Data excerpts:
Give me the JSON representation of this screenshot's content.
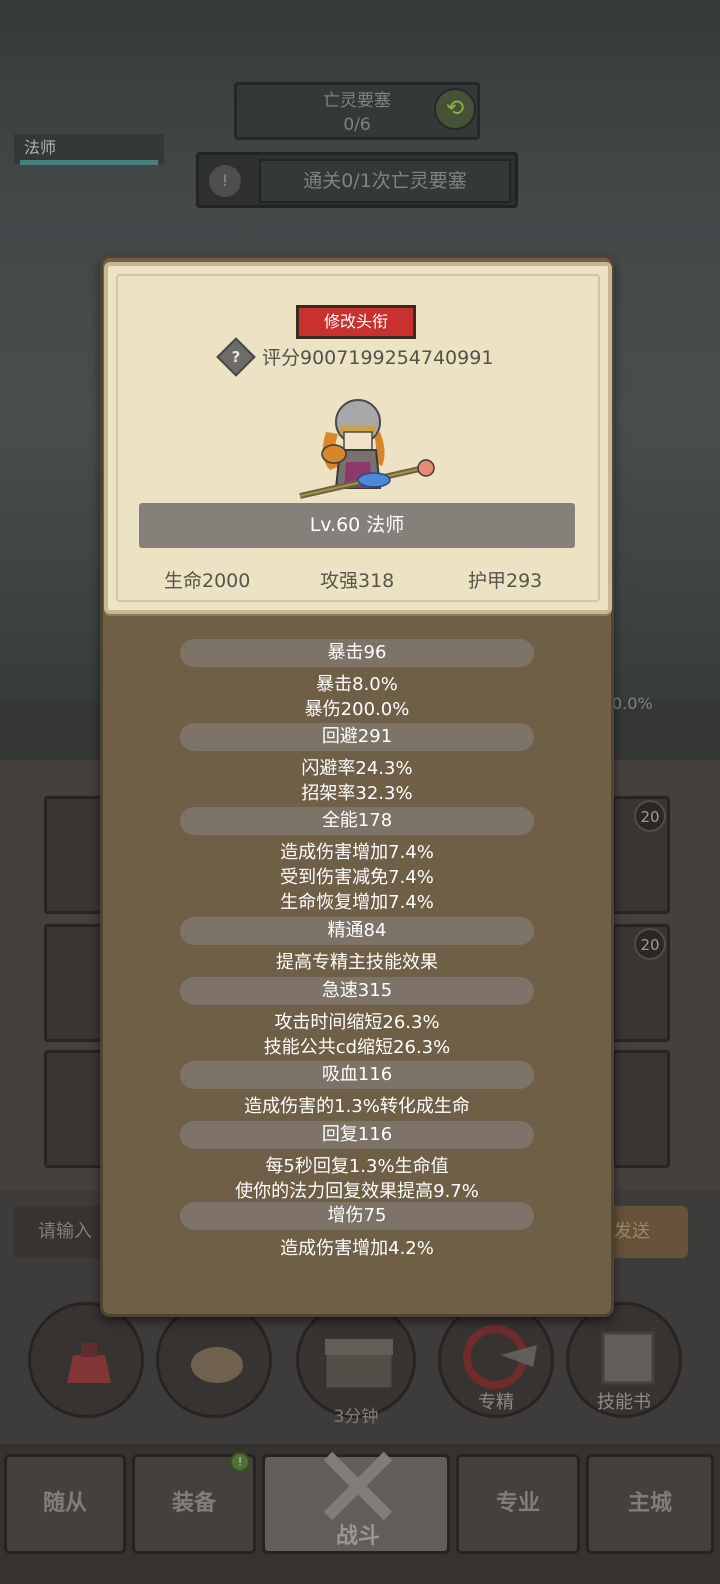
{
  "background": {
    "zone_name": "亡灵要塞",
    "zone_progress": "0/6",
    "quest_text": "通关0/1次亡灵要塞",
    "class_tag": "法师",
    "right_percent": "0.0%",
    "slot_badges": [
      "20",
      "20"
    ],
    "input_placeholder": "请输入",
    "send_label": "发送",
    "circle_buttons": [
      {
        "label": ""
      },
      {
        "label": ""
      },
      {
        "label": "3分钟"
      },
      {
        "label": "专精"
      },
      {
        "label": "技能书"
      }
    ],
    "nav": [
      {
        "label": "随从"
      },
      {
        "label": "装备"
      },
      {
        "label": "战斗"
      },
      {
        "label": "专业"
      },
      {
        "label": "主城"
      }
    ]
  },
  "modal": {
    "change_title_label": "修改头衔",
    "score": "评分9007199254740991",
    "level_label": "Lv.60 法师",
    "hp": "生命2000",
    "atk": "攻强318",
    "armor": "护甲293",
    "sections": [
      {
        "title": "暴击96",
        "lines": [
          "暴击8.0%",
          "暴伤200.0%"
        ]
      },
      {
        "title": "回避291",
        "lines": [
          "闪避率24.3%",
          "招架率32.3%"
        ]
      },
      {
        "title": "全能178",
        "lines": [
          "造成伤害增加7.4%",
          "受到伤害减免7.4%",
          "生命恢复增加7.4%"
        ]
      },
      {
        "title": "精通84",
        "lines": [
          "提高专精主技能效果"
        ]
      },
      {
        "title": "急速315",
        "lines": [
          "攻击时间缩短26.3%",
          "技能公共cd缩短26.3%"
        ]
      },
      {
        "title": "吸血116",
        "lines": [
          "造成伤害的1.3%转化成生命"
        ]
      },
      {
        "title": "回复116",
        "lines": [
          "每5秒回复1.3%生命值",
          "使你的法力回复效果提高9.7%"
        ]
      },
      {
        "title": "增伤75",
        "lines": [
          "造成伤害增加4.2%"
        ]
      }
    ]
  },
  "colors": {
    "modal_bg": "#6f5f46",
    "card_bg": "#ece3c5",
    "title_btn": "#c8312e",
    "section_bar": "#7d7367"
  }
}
* * *
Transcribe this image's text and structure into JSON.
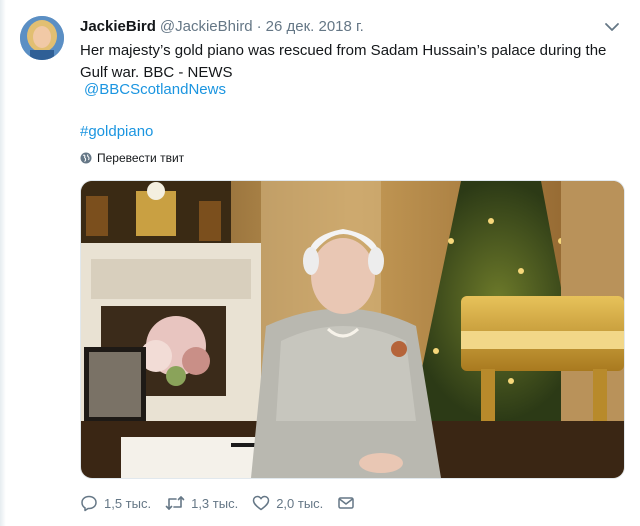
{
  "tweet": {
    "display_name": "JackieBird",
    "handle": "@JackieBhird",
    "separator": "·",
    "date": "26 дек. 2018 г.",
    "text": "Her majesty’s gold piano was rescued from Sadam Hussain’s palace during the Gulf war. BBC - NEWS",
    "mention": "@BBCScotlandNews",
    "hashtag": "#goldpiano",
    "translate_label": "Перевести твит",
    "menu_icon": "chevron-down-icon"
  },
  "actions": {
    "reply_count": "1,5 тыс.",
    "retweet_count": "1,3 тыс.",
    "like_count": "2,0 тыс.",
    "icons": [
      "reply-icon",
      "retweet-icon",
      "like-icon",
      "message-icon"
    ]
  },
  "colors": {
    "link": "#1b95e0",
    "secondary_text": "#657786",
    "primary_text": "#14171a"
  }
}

### What to produce
Find the word "JSON" in the records and pull out each line that has it.

### Task output
Give me the JSON representation of this screenshot's content.
Transcribe this image's text and structure into JSON.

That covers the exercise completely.